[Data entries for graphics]

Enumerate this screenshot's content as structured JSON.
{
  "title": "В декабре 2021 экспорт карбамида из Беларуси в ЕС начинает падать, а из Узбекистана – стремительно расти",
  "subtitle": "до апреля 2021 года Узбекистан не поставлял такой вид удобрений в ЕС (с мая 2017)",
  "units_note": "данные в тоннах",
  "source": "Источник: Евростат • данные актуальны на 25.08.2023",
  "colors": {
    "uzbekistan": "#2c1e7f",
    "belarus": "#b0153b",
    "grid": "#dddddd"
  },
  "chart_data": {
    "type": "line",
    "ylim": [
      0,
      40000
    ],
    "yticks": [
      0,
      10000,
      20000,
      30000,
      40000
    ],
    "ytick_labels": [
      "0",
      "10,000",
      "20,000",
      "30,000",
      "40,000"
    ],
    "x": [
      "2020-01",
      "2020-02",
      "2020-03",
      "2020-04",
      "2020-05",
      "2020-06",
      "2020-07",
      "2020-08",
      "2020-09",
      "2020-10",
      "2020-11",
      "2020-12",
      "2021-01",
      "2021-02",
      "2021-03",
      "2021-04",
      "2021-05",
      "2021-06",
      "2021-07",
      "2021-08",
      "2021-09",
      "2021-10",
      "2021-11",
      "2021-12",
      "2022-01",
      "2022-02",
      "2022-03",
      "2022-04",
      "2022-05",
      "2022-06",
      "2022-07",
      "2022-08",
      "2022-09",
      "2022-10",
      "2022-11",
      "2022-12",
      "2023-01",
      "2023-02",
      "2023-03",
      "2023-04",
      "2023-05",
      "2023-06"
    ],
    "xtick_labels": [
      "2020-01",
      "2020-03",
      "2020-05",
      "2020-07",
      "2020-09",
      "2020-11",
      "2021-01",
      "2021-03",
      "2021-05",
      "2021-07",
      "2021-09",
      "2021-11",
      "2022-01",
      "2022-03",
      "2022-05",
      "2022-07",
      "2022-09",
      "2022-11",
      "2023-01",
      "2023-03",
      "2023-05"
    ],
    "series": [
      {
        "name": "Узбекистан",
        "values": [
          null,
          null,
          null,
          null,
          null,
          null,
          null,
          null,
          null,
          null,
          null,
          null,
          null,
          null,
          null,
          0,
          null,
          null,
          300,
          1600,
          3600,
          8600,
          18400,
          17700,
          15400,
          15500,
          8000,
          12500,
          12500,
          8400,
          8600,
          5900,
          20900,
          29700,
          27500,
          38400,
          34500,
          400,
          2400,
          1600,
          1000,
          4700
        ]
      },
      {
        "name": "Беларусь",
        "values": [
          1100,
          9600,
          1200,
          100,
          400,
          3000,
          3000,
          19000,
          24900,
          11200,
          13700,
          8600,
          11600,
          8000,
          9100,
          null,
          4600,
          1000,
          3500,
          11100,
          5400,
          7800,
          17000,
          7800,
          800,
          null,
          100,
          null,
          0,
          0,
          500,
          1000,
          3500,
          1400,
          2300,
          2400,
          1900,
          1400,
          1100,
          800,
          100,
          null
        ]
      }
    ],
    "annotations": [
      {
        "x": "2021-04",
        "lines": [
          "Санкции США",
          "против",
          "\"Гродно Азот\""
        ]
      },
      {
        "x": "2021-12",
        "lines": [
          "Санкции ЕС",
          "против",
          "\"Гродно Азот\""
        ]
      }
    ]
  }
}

* [What needs to be done]:
Your task is to give the records above again, exactly.

* [Expected output]:
Enumerate this screenshot's content as structured JSON.
{
  "title": "В декабре 2021 экспорт карбамида из Беларуси в ЕС начинает падать, а из Узбекистана – стремительно расти",
  "subtitle": "до апреля 2021 года Узбекистан не поставлял такой вид удобрений в ЕС (с мая 2017)",
  "units_note": "данные в тоннах",
  "source": "Источник: Евростат • данные актуальны на 25.08.2023",
  "colors": {
    "uzbekistan": "#2c1e7f",
    "belarus": "#b0153b",
    "grid": "#dddddd"
  },
  "chart_data": {
    "type": "line",
    "ylim": [
      0,
      40000
    ],
    "yticks": [
      0,
      10000,
      20000,
      30000,
      40000
    ],
    "ytick_labels": [
      "0",
      "10,000",
      "20,000",
      "30,000",
      "40,000"
    ],
    "x": [
      "2020-01",
      "2020-02",
      "2020-03",
      "2020-04",
      "2020-05",
      "2020-06",
      "2020-07",
      "2020-08",
      "2020-09",
      "2020-10",
      "2020-11",
      "2020-12",
      "2021-01",
      "2021-02",
      "2021-03",
      "2021-04",
      "2021-05",
      "2021-06",
      "2021-07",
      "2021-08",
      "2021-09",
      "2021-10",
      "2021-11",
      "2021-12",
      "2022-01",
      "2022-02",
      "2022-03",
      "2022-04",
      "2022-05",
      "2022-06",
      "2022-07",
      "2022-08",
      "2022-09",
      "2022-10",
      "2022-11",
      "2022-12",
      "2023-01",
      "2023-02",
      "2023-03",
      "2023-04",
      "2023-05",
      "2023-06"
    ],
    "xtick_labels": [
      "2020-01",
      "2020-03",
      "2020-05",
      "2020-07",
      "2020-09",
      "2020-11",
      "2021-01",
      "2021-03",
      "2021-05",
      "2021-07",
      "2021-09",
      "2021-11",
      "2022-01",
      "2022-03",
      "2022-05",
      "2022-07",
      "2022-09",
      "2022-11",
      "2023-01",
      "2023-03",
      "2023-05"
    ],
    "series": [
      {
        "name": "Узбекистан",
        "values": [
          null,
          null,
          null,
          null,
          null,
          null,
          null,
          null,
          null,
          null,
          null,
          null,
          null,
          null,
          null,
          0,
          null,
          null,
          300,
          1600,
          3600,
          8600,
          18400,
          17700,
          15400,
          15500,
          8000,
          12500,
          12500,
          8400,
          8600,
          5900,
          20900,
          29700,
          27500,
          38400,
          34500,
          400,
          2400,
          1600,
          1000,
          4700
        ]
      },
      {
        "name": "Беларусь",
        "values": [
          1100,
          9600,
          1200,
          100,
          400,
          3000,
          3000,
          19000,
          24900,
          11200,
          13700,
          8600,
          11600,
          8000,
          9100,
          null,
          4600,
          1000,
          3500,
          11100,
          5400,
          7800,
          17000,
          7800,
          800,
          null,
          100,
          null,
          0,
          0,
          500,
          1000,
          3500,
          1400,
          2300,
          2400,
          1900,
          1400,
          1100,
          800,
          100,
          null
        ]
      }
    ],
    "annotations": [
      {
        "x": "2021-04",
        "lines": [
          "Санкции США",
          "против",
          "\"Гродно Азот\""
        ]
      },
      {
        "x": "2021-12",
        "lines": [
          "Санкции ЕС",
          "против",
          "\"Гродно Азот\""
        ]
      }
    ]
  }
}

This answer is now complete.